→ Stated goal
Copy all lines that contain the word "right".

Data records:
———
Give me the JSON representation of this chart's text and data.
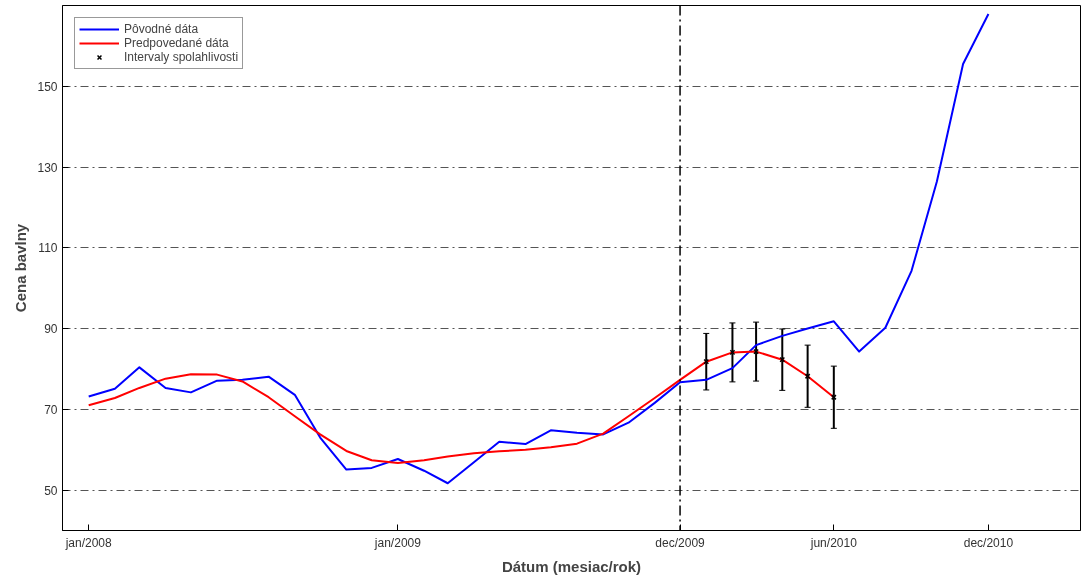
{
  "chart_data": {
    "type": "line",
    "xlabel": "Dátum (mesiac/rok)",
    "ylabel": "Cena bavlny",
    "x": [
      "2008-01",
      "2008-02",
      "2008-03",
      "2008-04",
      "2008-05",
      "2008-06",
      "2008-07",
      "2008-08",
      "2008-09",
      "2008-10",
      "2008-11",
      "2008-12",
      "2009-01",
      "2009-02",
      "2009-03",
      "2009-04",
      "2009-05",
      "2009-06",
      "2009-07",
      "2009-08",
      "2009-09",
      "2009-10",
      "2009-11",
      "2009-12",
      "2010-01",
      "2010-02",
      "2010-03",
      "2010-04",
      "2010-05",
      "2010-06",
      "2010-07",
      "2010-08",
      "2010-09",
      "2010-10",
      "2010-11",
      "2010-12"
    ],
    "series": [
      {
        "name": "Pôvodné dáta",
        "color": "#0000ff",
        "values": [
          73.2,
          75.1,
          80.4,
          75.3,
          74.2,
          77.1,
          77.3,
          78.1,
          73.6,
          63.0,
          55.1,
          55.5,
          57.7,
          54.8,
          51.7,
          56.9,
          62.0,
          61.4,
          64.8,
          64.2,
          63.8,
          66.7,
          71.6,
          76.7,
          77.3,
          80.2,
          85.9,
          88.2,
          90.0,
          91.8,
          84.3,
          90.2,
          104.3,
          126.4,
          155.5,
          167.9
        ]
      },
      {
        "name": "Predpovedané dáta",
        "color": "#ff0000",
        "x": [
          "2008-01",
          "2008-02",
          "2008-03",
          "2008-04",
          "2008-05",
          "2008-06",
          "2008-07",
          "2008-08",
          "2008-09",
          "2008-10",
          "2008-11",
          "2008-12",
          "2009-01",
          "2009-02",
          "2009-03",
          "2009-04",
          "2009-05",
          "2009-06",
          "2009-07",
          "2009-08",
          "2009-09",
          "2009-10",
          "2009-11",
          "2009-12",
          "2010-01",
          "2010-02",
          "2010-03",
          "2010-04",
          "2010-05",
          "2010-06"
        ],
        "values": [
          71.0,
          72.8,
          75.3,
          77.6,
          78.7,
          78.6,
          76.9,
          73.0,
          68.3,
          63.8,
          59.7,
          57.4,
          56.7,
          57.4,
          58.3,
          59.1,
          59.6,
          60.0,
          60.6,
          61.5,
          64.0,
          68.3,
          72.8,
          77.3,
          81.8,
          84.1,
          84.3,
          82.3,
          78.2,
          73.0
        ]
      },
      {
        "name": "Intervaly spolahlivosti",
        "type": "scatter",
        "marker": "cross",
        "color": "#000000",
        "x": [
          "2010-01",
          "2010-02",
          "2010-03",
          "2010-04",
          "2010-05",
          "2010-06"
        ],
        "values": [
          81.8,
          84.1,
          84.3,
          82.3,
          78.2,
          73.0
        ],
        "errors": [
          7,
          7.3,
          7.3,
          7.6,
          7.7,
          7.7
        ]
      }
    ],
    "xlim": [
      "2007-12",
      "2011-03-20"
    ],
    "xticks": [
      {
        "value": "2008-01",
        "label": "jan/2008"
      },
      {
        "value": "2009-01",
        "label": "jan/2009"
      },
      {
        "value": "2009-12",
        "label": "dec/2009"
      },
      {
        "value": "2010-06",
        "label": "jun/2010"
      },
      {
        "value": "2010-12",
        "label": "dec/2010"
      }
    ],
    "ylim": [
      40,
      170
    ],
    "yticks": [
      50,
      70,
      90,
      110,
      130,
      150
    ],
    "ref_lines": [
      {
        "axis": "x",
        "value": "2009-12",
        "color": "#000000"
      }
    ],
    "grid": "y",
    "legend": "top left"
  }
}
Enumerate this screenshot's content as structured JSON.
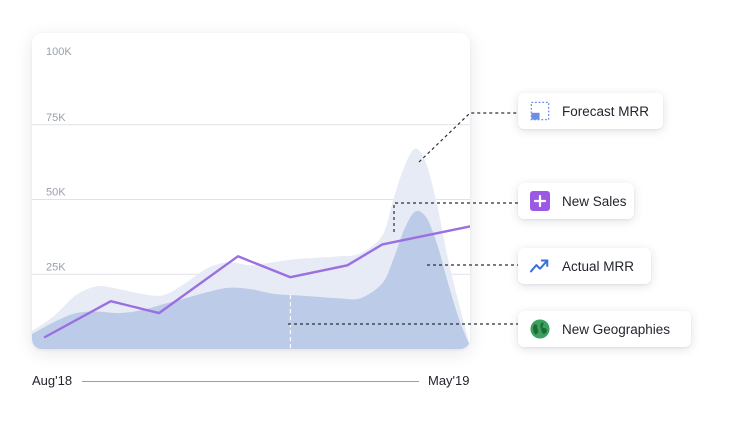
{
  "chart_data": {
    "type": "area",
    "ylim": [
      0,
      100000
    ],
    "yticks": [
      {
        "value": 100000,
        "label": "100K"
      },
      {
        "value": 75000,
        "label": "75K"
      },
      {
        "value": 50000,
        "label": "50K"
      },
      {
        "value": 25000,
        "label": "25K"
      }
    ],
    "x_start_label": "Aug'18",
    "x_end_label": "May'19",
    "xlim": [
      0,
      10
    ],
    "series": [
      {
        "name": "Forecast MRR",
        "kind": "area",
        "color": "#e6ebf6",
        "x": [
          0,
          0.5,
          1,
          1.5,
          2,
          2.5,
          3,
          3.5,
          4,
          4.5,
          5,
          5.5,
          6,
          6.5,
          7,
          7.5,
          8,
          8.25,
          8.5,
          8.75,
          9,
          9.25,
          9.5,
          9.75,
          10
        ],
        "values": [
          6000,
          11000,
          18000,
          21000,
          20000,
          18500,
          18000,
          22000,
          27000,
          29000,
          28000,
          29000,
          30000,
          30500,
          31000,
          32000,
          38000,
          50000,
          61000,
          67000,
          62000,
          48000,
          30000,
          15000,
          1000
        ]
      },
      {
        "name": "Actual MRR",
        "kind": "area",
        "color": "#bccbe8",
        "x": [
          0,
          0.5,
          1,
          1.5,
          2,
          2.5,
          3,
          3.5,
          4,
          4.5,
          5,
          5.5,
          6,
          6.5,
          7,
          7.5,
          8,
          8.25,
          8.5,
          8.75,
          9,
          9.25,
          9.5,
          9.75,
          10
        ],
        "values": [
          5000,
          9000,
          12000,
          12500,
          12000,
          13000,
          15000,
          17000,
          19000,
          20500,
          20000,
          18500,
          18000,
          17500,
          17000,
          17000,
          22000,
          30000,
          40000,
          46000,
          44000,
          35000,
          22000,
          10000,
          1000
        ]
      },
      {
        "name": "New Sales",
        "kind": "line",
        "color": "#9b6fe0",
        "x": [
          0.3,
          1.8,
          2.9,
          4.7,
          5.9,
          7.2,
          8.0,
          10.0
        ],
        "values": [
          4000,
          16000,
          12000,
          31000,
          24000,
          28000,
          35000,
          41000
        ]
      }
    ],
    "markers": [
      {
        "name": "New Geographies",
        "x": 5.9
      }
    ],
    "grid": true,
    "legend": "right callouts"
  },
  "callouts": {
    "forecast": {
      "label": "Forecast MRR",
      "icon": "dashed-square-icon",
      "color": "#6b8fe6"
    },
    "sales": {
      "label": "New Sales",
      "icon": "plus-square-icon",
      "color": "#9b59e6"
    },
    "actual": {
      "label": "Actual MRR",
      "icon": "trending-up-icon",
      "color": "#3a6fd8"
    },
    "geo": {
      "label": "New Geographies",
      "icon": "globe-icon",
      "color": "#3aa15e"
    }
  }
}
———
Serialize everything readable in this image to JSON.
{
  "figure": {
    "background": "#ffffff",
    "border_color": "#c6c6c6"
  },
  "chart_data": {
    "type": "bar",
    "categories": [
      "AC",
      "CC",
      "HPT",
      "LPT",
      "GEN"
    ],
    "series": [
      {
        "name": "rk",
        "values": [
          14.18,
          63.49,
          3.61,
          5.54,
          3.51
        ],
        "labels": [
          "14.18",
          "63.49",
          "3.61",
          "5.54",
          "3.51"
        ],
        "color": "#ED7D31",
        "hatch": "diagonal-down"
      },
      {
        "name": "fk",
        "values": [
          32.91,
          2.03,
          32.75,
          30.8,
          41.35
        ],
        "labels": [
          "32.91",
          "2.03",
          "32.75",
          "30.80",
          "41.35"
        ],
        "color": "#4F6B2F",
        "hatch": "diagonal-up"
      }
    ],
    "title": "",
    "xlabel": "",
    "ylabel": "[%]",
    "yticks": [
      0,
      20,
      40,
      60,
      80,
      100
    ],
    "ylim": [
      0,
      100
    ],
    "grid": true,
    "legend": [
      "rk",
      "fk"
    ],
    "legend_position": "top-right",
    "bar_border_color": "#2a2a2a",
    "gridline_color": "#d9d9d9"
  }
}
———
→ Answer for this exercise
    "legend": "right callouts"
    "legend_position": "top-right",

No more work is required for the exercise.